Gather every line that includes the word "estimate", please.

▼

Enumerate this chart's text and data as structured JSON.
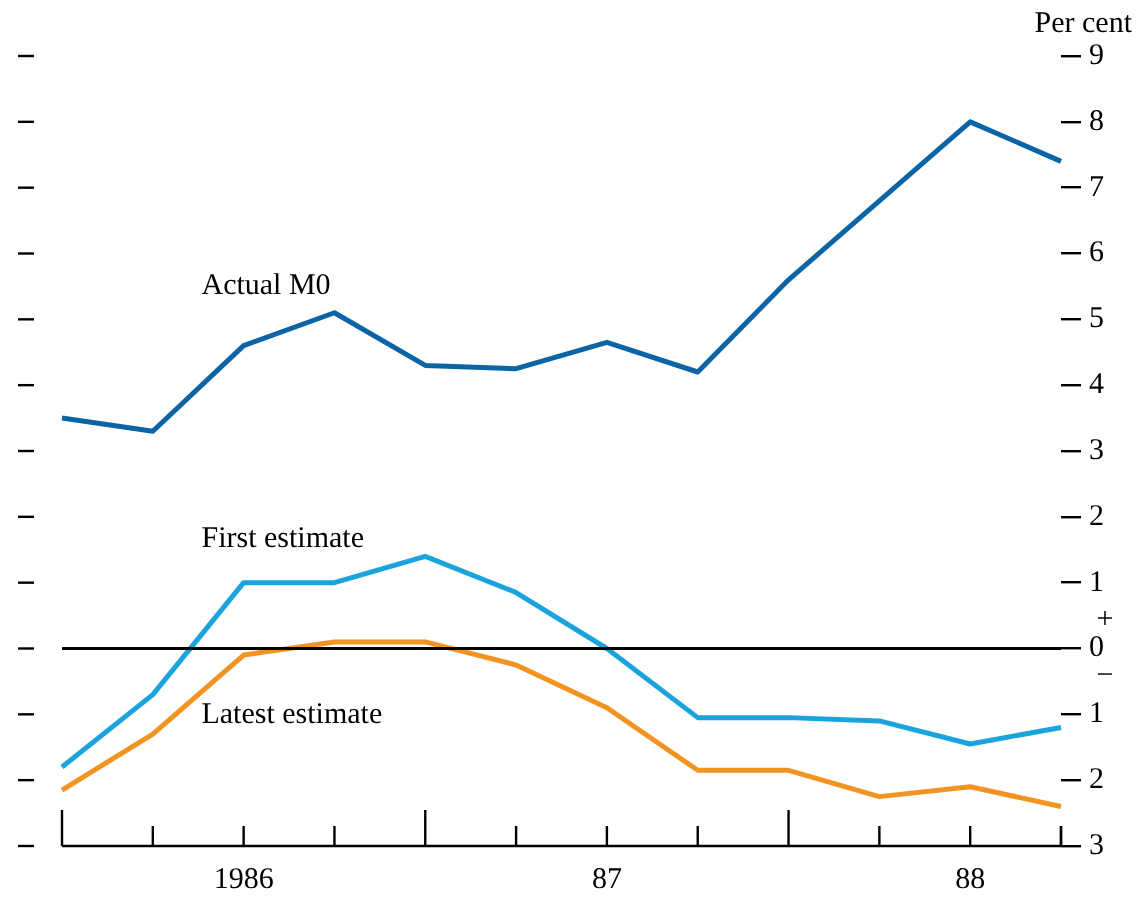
{
  "chart_data": {
    "type": "line",
    "ylabel": "Per cent",
    "categories": [
      null,
      null,
      "1986",
      null,
      null,
      null,
      "87",
      null,
      null,
      null,
      "88",
      null
    ],
    "series": [
      {
        "name": "Actual M0",
        "color": "#0b64a5",
        "values": [
          3.5,
          3.3,
          4.6,
          5.1,
          4.3,
          4.25,
          4.65,
          4.2,
          5.6,
          6.8,
          8.0,
          7.4
        ]
      },
      {
        "name": "First estimate",
        "color": "#1ba3de",
        "values": [
          -1.8,
          -0.7,
          1.0,
          1.0,
          1.4,
          0.85,
          0.0,
          -1.05,
          -1.05,
          -1.1,
          -1.45,
          -1.2
        ]
      },
      {
        "name": "Latest estimate",
        "color": "#f39322",
        "values": [
          -2.15,
          -1.3,
          -0.1,
          0.1,
          0.1,
          -0.25,
          -0.9,
          -1.85,
          -1.85,
          -2.25,
          -2.1,
          -2.4
        ]
      }
    ],
    "ylim": [
      -3,
      9
    ],
    "yticks": [
      {
        "value": -3,
        "label": "3"
      },
      {
        "value": -2,
        "label": "2"
      },
      {
        "value": -1,
        "label": "1"
      },
      0,
      1,
      2,
      3,
      4,
      5,
      6,
      7,
      8,
      9
    ],
    "ref_lines": [
      {
        "axis": "y",
        "value": 0,
        "color": "#000000"
      }
    ],
    "annotations": [
      "+",
      "−"
    ],
    "grid": false,
    "legend": false,
    "marker": "none",
    "line_style": "solid"
  }
}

▲

**THE COMPLETED TASK:**
        "name": "First estimate",
        "name": "Latest estimate",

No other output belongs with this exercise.